- _Task to carry out_:
Determine which lines contain the word "title", then copy those lines.

━━ Data provided ━━

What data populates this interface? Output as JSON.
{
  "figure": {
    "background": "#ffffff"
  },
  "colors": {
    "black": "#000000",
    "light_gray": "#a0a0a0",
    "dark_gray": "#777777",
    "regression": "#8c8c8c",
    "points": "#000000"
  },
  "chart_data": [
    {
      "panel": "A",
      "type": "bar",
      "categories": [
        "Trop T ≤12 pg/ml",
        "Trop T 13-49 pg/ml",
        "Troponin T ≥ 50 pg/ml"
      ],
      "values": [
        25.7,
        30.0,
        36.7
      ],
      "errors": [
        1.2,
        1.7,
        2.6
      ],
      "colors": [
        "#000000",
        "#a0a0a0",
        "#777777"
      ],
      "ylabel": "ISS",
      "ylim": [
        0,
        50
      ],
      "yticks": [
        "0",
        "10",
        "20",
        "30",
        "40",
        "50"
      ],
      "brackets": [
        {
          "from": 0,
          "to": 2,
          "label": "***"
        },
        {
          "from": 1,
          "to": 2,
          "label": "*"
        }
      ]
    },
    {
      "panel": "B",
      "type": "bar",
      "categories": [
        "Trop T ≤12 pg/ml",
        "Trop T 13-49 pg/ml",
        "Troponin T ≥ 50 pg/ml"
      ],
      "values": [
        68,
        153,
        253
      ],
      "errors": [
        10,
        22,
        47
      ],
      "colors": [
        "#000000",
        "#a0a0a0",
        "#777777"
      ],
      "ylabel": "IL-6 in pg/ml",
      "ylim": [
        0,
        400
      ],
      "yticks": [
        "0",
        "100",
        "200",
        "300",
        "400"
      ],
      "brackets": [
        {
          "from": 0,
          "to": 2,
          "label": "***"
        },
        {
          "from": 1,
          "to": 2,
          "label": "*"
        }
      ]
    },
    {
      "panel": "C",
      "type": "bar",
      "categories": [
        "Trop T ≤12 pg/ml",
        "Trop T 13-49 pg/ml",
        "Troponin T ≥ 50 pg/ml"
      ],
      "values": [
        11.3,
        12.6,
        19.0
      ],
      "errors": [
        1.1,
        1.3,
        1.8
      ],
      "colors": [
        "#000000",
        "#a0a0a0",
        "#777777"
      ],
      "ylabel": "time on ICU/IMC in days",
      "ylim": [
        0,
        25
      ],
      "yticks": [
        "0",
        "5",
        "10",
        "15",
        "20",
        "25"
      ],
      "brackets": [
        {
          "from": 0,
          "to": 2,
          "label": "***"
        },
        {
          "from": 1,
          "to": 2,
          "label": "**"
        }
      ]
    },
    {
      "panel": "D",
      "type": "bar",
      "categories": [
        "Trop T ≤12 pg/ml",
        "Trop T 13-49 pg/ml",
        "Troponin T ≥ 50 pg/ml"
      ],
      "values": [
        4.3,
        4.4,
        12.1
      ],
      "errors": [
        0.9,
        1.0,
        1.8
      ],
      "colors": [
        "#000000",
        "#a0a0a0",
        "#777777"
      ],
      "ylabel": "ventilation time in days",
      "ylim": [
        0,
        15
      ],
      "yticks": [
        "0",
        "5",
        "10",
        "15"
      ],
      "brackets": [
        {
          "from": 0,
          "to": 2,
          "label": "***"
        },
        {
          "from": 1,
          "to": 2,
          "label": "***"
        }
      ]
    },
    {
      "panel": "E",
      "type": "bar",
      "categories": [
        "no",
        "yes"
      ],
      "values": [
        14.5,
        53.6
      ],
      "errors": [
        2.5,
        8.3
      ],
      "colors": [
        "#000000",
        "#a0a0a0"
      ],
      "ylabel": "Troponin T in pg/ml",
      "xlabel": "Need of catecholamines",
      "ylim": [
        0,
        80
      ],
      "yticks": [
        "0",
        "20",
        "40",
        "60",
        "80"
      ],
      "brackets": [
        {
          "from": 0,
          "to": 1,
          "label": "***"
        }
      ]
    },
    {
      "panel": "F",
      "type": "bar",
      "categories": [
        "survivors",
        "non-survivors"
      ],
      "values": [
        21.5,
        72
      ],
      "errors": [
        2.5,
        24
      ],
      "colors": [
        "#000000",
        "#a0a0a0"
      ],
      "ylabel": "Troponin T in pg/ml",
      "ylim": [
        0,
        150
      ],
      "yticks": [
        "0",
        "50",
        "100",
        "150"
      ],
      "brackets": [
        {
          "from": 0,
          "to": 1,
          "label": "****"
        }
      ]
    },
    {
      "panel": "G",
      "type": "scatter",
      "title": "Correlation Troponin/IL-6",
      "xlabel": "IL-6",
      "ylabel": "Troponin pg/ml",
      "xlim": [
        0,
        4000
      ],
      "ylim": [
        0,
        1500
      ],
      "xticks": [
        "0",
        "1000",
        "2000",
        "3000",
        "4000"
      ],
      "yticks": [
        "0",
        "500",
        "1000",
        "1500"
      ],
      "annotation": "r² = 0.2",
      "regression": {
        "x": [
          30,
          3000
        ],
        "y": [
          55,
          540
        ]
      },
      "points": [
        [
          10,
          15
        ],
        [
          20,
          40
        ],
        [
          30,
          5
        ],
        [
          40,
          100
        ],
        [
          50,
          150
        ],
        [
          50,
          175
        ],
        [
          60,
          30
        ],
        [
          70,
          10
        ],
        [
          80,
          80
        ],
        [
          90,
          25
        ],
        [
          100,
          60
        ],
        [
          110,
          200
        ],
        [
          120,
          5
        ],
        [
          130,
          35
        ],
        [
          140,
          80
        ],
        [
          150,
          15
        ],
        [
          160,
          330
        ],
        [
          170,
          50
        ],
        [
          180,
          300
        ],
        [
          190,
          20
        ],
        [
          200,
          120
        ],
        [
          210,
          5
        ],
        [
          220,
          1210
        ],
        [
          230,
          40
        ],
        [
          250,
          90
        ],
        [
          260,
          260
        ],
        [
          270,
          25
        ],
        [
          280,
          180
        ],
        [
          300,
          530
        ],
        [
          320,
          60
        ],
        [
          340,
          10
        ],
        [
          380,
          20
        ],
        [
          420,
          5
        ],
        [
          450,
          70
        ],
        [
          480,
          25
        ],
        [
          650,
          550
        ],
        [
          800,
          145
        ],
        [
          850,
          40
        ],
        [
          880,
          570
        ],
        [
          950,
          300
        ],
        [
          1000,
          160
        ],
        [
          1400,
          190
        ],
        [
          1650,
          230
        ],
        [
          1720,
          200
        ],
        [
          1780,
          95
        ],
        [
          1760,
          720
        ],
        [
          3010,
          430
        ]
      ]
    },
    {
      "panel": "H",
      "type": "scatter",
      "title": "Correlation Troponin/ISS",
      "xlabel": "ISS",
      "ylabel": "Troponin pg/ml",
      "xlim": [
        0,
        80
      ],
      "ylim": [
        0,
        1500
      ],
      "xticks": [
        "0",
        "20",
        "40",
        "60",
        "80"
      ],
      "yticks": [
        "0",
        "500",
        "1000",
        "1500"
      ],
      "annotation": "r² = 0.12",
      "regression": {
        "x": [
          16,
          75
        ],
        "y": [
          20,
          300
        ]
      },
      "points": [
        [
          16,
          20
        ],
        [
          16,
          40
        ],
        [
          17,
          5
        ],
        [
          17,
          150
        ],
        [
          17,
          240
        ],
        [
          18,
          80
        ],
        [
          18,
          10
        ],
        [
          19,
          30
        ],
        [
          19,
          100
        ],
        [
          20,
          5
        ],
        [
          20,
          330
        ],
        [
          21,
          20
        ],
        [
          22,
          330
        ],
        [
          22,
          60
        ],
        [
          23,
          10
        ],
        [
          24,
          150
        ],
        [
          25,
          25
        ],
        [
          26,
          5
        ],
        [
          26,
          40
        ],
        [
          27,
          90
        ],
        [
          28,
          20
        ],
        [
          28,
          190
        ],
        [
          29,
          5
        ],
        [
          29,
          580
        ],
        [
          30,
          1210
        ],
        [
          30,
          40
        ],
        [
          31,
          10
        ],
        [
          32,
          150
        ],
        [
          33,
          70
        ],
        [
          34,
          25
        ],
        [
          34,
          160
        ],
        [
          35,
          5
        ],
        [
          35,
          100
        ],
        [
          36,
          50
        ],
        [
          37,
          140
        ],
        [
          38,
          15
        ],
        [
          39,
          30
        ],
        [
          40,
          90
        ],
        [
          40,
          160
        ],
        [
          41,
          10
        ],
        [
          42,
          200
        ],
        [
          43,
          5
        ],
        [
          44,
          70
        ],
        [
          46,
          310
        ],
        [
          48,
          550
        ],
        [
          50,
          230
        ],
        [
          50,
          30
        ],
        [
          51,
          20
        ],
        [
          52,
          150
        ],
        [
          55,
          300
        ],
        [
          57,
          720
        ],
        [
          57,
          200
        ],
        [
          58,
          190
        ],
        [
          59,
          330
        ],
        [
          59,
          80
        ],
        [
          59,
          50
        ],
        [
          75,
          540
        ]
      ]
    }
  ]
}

━━━

- _Task response_:
      "title": "Correlation Troponin/IL-6",
      "title": "Correlation Troponin/ISS",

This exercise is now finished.